**STATED GOAL:** Work out how many lines in the entries below include the word "Source". Give nothing but the number.

-- Begin --

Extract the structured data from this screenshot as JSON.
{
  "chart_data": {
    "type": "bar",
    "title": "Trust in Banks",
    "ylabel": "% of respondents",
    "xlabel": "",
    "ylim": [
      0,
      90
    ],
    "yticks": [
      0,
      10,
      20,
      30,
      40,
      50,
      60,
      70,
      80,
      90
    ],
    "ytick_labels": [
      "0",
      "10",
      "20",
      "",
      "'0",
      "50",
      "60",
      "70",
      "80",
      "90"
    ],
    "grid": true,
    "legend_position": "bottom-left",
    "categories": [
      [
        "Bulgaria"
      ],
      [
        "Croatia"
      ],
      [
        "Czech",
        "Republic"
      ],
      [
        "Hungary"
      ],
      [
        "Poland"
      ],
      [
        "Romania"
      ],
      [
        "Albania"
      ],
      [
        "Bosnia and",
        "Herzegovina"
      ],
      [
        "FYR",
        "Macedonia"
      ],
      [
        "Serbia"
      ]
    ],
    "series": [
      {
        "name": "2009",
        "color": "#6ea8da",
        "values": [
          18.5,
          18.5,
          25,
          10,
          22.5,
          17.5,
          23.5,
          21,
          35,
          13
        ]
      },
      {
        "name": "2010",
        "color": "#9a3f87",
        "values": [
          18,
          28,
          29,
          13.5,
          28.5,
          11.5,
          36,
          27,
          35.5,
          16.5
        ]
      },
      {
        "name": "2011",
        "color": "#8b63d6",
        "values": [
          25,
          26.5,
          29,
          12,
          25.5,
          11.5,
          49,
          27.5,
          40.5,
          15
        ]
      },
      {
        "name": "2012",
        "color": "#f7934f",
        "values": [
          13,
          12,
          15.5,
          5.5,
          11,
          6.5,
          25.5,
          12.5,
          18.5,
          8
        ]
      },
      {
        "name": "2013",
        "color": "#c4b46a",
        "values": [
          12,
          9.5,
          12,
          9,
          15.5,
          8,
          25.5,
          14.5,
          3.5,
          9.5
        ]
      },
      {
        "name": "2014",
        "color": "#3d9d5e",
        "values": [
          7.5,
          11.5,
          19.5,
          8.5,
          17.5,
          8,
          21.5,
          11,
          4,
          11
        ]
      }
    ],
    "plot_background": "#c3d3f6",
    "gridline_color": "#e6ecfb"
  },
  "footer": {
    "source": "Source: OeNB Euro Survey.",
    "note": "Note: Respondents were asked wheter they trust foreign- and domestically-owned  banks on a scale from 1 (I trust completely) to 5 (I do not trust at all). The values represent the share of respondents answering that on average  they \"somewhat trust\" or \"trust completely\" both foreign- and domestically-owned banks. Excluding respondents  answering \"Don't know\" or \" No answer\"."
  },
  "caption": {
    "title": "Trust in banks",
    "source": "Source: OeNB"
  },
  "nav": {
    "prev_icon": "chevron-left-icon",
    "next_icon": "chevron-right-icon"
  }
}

-- End --

**RESULT OF THIS TASK:** 2